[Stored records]
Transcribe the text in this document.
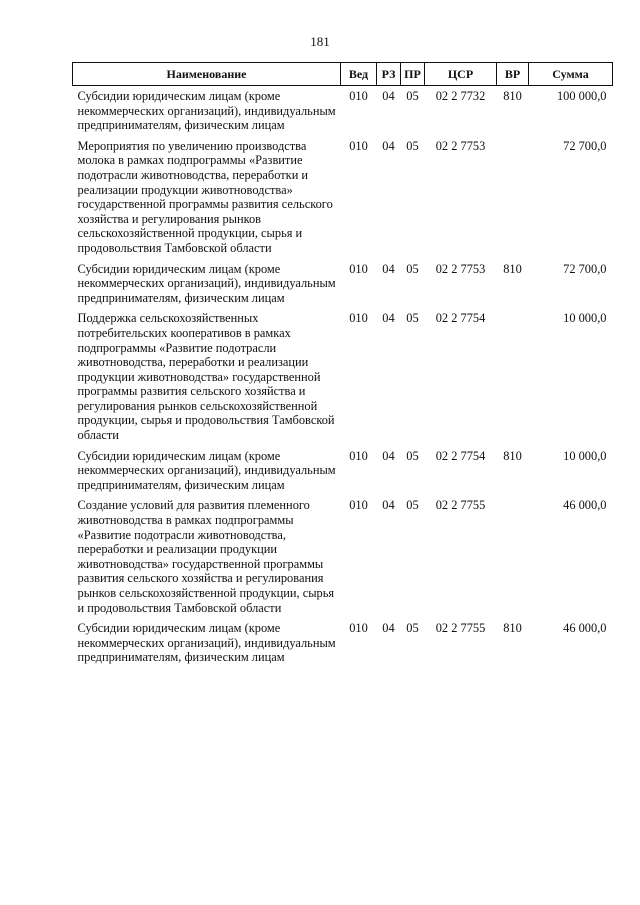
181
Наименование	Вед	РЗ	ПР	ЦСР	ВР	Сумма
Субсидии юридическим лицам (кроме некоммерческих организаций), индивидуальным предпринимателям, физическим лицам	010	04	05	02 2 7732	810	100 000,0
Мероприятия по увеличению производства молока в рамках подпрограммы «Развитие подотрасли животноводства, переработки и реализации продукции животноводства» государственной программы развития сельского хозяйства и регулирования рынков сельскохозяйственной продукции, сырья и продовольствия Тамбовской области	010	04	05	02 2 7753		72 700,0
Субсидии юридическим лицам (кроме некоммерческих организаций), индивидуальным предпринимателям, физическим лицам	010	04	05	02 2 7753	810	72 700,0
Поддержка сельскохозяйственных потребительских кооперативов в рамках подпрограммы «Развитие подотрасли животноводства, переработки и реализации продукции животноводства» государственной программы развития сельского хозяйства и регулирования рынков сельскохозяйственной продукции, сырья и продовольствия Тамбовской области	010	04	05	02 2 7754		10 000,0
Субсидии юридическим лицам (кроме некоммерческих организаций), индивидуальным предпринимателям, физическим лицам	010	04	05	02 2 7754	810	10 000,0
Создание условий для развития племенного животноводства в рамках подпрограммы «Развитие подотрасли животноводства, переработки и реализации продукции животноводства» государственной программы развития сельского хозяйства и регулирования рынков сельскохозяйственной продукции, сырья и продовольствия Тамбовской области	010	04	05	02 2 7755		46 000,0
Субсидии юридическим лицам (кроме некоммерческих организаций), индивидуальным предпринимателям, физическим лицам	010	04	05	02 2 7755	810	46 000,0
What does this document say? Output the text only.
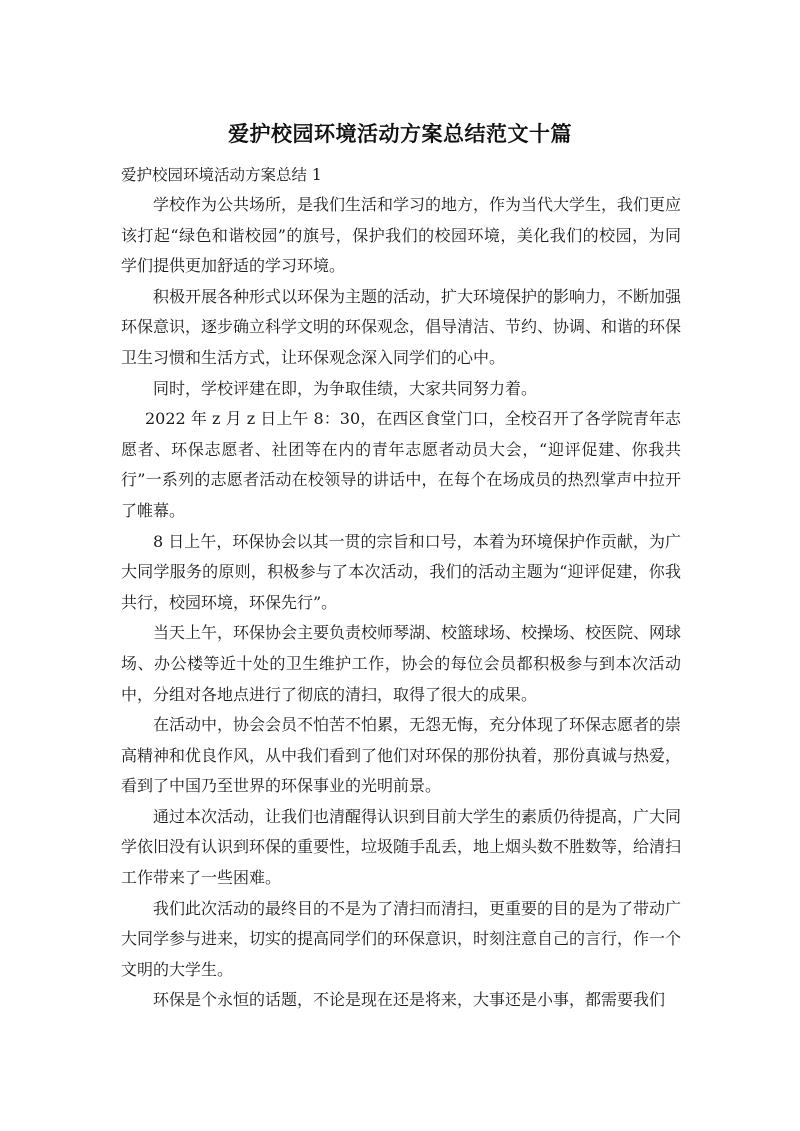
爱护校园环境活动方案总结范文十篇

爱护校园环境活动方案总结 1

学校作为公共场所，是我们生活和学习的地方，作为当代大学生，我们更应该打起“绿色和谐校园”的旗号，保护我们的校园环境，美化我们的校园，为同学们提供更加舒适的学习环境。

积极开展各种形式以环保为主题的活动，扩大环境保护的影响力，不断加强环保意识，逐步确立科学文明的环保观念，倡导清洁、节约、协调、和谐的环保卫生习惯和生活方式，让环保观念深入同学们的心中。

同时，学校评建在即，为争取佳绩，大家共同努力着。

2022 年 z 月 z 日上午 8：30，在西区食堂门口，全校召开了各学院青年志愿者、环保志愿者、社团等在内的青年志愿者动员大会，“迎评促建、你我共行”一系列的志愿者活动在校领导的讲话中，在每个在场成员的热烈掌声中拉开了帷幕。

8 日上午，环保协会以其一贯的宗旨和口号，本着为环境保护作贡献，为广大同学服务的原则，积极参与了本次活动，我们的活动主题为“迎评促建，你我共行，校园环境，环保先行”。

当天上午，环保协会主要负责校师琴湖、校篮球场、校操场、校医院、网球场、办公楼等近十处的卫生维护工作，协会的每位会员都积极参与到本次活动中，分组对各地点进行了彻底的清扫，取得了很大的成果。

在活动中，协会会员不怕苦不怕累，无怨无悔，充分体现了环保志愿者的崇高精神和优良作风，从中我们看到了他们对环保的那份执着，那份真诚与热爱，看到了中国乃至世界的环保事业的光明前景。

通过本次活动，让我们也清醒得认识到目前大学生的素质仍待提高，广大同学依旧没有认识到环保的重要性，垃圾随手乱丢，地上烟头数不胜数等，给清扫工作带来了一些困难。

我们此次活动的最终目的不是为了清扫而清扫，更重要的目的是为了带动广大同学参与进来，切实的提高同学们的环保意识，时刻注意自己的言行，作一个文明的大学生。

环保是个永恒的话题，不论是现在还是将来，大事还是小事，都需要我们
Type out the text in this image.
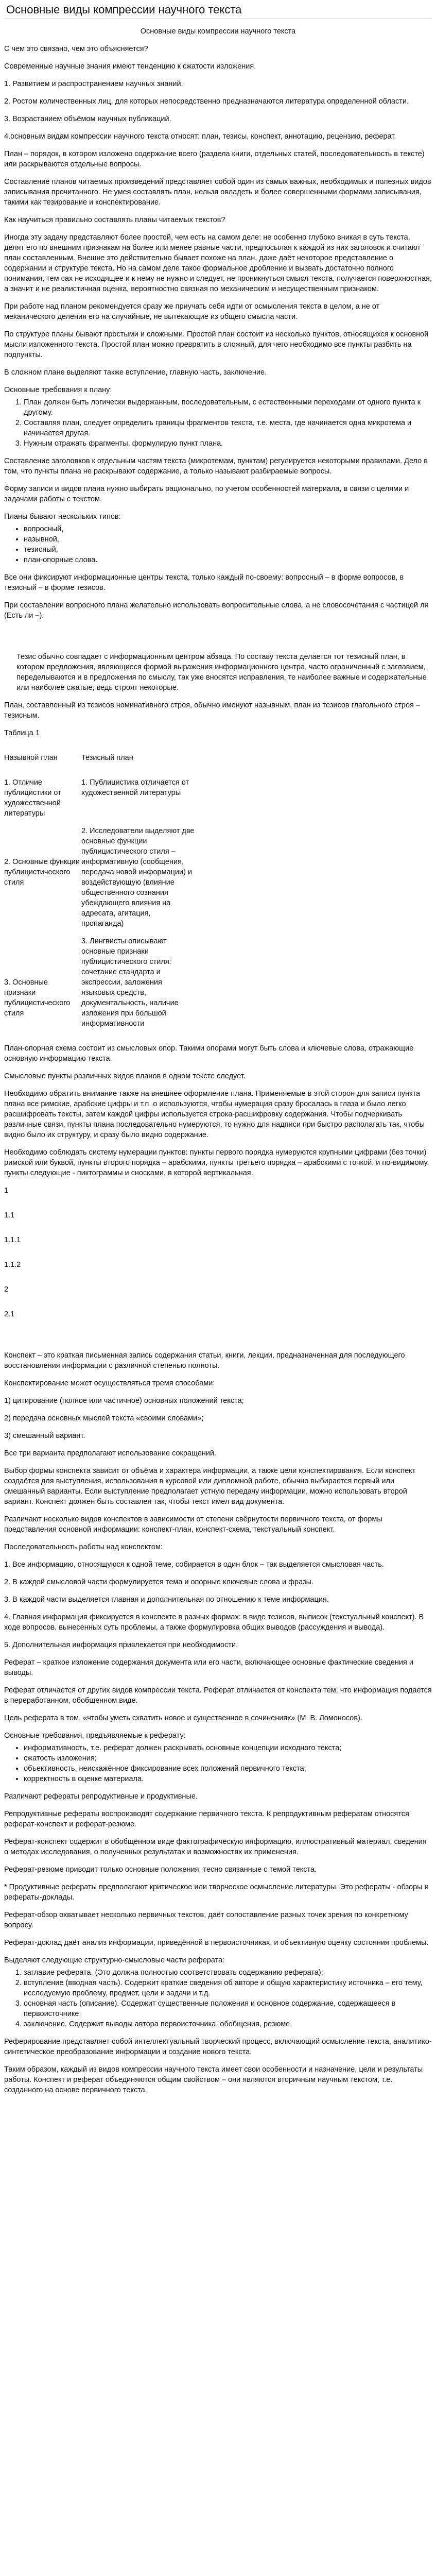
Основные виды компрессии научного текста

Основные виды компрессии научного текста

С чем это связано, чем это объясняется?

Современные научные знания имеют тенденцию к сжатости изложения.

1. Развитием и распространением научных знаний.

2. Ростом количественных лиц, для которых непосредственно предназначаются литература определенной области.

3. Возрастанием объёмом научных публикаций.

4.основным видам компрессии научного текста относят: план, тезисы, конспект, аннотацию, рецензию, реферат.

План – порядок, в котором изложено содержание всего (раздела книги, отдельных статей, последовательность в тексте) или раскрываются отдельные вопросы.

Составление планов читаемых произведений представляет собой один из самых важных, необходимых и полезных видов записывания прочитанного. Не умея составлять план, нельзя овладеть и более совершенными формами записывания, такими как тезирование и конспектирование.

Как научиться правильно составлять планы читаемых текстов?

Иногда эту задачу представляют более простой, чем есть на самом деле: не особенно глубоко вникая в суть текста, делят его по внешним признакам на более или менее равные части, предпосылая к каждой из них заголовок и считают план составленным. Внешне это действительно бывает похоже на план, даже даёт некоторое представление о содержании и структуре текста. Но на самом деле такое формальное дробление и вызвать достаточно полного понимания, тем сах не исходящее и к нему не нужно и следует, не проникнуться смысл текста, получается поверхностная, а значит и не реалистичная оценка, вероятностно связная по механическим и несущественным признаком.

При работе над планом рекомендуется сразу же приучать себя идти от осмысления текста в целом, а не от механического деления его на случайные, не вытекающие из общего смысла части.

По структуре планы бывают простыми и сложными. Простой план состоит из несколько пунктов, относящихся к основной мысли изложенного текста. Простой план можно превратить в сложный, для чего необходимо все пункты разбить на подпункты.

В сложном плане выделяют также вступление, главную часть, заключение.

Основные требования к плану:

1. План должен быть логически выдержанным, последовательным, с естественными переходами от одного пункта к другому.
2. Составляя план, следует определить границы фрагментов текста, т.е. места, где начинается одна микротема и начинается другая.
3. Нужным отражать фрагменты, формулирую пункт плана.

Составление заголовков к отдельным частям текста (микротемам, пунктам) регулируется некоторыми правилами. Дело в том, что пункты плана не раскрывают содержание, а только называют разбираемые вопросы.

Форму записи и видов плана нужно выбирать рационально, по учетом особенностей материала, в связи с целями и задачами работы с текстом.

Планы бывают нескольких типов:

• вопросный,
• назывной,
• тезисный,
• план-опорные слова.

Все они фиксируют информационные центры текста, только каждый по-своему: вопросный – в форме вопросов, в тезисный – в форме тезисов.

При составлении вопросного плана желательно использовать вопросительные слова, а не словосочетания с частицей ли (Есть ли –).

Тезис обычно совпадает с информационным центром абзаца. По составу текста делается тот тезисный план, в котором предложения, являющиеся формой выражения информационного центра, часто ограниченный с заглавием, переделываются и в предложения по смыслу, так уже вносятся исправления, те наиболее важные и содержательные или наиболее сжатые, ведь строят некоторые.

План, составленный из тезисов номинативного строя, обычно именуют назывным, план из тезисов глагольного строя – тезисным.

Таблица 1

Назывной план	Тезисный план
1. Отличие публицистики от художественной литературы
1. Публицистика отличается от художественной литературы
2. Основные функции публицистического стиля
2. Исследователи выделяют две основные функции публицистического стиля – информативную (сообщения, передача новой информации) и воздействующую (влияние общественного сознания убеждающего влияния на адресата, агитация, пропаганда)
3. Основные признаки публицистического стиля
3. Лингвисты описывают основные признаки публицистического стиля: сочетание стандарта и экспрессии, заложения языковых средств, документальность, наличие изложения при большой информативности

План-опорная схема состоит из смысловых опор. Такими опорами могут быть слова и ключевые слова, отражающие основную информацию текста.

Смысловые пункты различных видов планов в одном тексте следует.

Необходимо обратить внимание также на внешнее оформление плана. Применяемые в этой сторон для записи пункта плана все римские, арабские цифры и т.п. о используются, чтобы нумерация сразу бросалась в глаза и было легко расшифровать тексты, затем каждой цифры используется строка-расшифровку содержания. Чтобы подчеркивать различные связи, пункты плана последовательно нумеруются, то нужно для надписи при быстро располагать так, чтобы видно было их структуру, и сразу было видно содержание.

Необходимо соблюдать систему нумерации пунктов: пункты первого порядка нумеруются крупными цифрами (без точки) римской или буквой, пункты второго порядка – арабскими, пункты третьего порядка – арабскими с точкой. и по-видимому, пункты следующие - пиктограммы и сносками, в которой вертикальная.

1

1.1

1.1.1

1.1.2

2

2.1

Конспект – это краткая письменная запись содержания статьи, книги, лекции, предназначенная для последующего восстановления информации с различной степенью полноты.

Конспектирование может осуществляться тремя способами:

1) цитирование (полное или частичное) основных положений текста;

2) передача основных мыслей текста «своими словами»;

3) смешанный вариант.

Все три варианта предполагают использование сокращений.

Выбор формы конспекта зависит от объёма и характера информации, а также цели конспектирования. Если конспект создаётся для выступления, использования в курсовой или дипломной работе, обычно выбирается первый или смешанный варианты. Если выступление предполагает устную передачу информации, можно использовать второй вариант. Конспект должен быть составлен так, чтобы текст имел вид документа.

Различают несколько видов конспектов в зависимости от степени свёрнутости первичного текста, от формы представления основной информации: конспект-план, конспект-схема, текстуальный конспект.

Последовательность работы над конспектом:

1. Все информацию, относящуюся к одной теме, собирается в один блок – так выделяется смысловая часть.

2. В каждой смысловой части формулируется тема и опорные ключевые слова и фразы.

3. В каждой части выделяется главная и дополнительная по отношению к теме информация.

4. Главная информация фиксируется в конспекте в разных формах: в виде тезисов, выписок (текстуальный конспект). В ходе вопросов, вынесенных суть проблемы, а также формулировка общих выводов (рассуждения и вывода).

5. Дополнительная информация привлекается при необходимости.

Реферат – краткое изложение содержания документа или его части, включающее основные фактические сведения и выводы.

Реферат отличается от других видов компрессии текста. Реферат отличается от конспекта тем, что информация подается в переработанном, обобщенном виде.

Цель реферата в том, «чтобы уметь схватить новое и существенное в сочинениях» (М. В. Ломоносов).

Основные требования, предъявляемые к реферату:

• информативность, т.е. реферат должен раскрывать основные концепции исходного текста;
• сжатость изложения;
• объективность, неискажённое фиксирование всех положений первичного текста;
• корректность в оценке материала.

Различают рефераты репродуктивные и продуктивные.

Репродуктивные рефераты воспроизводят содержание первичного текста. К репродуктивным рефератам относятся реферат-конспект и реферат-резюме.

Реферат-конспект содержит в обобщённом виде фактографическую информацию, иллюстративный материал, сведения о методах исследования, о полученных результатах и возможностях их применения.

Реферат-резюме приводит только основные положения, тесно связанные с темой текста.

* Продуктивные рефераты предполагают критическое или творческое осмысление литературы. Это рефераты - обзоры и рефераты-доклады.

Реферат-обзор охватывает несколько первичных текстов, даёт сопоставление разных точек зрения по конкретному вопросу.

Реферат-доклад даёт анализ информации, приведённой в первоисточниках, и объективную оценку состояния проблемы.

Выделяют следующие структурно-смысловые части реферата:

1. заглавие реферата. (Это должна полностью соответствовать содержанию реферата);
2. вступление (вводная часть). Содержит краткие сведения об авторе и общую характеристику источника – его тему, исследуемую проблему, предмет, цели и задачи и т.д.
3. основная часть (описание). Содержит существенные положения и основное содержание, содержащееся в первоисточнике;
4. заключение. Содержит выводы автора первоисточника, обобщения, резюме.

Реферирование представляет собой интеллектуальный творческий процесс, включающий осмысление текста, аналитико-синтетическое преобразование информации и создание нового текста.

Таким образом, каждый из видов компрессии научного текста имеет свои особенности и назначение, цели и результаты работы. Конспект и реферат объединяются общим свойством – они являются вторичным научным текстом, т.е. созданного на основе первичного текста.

__SET EXERCISE__
Copy out every line holding the string "тексте".

__TASK ANSWER__
План – порядок, в котором изложено содержание всего (раздела книги, отдельных статей, последовательность в тексте) или раскрываются отдельные вопросы.
Смысловые пункты различных видов планов в одном тексте следует.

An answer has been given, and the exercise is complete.